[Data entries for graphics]
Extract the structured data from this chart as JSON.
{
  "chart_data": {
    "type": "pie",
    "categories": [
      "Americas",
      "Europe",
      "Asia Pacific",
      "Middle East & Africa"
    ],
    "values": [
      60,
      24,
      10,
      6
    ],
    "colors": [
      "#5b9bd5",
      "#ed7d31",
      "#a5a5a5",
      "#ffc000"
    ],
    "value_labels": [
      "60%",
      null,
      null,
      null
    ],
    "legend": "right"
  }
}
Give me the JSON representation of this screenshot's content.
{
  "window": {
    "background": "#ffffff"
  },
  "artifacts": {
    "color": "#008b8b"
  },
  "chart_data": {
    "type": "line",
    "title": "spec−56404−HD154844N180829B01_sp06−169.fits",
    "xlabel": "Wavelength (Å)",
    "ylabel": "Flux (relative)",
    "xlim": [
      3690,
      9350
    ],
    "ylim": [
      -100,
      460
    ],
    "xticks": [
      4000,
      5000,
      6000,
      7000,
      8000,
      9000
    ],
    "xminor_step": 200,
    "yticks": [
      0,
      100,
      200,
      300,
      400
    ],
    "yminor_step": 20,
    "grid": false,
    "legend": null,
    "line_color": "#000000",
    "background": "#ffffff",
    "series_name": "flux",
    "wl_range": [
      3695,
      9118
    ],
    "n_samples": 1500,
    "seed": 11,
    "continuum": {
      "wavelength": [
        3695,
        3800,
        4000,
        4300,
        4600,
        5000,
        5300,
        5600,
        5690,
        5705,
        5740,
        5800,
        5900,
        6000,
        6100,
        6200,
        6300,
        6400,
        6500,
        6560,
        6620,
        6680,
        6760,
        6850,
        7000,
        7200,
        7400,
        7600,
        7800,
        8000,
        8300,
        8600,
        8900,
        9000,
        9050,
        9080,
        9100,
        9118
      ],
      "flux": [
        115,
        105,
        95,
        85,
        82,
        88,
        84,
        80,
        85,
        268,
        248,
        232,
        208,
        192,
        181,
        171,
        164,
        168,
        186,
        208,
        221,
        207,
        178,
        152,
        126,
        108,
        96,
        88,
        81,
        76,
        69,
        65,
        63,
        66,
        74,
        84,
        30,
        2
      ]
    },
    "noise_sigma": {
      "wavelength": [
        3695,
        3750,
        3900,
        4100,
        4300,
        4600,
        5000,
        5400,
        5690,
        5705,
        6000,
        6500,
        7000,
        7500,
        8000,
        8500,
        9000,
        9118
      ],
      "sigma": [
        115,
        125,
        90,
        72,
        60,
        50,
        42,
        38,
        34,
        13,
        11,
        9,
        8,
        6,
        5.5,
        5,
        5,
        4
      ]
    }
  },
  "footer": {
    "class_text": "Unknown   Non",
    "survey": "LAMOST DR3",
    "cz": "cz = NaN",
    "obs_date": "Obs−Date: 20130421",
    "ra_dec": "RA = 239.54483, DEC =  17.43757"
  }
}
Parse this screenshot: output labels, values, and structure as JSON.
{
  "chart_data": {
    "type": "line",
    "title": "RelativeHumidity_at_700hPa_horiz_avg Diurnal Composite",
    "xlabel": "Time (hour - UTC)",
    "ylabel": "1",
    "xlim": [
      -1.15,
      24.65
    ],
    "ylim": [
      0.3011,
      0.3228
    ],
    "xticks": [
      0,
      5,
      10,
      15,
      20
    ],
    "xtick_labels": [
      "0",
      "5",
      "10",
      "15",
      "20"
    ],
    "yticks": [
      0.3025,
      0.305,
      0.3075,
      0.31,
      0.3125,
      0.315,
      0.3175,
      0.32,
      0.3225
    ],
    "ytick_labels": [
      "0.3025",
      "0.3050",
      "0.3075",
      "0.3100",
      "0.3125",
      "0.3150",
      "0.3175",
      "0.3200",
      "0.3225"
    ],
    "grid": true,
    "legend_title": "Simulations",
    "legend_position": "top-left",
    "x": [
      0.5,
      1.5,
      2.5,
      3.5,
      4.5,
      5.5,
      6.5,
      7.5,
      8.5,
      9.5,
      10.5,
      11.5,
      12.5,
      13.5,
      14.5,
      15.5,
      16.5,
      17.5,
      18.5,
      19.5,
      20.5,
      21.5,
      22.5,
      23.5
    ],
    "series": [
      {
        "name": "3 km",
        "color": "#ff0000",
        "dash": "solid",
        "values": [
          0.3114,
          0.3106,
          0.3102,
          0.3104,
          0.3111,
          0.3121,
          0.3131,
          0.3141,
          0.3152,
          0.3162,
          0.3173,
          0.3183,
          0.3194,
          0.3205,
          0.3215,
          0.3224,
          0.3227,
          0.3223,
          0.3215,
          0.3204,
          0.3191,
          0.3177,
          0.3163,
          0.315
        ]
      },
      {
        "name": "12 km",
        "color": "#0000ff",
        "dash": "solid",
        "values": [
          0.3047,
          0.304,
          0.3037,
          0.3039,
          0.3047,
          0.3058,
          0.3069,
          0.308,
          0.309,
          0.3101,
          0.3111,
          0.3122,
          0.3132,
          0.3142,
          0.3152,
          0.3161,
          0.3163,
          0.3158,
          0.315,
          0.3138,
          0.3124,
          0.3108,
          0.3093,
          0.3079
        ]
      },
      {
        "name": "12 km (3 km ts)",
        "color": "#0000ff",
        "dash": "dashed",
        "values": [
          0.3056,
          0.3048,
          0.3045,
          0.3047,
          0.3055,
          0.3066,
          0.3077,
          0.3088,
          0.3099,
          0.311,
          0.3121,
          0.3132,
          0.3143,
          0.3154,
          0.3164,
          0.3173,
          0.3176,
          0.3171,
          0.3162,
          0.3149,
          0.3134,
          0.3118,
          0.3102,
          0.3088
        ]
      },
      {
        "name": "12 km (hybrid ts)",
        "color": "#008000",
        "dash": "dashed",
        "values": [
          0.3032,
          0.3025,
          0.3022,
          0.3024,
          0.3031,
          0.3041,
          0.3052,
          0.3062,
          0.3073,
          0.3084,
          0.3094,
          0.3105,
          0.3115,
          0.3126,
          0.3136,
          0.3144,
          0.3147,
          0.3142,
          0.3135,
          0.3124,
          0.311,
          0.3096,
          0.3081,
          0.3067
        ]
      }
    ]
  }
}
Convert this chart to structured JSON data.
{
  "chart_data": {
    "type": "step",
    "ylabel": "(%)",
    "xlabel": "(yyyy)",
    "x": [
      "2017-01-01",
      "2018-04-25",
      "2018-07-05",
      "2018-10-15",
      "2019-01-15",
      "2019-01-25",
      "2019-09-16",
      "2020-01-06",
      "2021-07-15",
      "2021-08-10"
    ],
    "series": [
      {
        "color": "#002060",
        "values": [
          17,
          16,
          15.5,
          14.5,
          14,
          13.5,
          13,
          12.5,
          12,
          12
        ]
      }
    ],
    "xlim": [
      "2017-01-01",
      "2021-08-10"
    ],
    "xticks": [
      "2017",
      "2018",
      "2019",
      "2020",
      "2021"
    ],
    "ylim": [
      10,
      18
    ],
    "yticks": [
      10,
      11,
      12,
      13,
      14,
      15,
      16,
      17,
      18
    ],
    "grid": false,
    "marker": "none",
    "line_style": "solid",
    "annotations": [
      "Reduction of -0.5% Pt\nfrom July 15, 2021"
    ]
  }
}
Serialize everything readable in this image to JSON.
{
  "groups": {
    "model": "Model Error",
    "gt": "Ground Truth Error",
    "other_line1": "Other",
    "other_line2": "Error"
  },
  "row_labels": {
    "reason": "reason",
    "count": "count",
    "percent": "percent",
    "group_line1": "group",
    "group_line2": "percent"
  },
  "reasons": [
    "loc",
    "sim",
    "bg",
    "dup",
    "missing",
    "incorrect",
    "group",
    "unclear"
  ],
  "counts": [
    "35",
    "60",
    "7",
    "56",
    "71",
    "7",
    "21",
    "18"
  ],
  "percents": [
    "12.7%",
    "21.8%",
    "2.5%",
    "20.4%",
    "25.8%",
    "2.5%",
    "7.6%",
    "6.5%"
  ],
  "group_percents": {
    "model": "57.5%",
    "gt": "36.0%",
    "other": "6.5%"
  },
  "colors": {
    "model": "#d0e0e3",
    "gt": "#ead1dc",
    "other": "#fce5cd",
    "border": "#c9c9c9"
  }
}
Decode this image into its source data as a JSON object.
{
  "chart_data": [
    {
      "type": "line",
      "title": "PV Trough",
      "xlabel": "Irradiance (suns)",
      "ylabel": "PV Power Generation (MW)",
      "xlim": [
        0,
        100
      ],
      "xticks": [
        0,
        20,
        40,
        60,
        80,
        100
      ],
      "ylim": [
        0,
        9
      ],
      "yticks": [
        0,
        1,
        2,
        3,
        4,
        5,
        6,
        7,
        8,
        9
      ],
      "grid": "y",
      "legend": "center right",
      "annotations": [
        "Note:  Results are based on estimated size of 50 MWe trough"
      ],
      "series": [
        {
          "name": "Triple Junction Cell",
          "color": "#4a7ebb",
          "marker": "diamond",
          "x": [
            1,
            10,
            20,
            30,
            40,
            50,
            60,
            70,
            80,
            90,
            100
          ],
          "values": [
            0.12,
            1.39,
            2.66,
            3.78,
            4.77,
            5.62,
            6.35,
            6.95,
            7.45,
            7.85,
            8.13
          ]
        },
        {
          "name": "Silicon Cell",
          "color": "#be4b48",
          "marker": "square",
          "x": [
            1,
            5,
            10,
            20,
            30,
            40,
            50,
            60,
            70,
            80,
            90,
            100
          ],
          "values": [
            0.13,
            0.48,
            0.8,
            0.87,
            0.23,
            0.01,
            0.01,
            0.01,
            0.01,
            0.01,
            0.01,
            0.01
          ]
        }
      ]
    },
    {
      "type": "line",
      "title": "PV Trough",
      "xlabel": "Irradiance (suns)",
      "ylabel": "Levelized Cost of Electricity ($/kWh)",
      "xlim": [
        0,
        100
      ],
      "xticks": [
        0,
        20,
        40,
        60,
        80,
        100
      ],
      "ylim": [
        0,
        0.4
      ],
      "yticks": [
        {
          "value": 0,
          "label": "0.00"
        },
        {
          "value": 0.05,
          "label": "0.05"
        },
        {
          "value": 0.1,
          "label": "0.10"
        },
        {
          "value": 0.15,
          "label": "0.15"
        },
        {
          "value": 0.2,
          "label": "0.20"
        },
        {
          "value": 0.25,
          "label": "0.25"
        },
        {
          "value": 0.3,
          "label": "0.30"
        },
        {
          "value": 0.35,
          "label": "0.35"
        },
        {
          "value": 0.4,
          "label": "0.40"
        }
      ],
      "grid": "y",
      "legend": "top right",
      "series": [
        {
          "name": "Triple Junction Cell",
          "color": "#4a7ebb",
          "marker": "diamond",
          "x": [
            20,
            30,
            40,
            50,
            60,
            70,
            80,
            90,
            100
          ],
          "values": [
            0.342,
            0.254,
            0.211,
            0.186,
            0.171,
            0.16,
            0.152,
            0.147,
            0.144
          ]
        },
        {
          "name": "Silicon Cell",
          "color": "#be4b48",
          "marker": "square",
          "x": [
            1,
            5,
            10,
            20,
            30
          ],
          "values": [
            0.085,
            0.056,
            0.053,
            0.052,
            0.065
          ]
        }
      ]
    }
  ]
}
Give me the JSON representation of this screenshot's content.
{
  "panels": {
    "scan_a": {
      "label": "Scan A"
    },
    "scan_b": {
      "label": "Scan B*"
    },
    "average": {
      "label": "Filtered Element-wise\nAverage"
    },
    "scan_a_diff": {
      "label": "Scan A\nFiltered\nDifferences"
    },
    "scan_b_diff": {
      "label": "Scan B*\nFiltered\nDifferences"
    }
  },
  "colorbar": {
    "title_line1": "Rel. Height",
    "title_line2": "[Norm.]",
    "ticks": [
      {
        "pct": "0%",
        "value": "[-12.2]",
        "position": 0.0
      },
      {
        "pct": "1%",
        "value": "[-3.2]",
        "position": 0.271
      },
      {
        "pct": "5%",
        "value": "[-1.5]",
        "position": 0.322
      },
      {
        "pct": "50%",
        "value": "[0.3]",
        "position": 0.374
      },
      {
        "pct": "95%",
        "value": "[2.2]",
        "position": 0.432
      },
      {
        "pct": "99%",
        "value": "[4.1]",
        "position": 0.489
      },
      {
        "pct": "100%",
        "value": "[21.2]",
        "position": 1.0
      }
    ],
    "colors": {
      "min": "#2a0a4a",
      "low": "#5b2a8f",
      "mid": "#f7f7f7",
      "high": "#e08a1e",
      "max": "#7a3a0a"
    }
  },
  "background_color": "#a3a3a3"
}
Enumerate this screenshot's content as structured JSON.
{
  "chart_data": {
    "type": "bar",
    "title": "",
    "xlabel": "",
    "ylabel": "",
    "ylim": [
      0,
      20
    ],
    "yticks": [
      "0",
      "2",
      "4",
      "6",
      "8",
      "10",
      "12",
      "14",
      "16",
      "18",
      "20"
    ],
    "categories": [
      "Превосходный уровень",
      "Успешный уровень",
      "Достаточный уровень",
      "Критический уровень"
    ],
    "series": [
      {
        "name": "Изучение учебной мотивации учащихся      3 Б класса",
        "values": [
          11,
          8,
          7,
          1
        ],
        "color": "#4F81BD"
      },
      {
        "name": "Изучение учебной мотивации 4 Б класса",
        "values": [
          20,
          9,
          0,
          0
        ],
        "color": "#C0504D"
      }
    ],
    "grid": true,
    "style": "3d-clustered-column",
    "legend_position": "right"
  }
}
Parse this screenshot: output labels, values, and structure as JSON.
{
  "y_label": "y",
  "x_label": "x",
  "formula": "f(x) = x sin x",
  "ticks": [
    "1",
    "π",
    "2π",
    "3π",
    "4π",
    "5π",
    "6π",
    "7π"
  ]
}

> [Stated task]: Go through the preceding material and copy each line that has the word "type".

> [Finished exercise]:
    "type": "pie",
    "type": "line",
    "type": "line",
    "type": "step",
      "type": "line",
      "type": "line",
    "type": "bar",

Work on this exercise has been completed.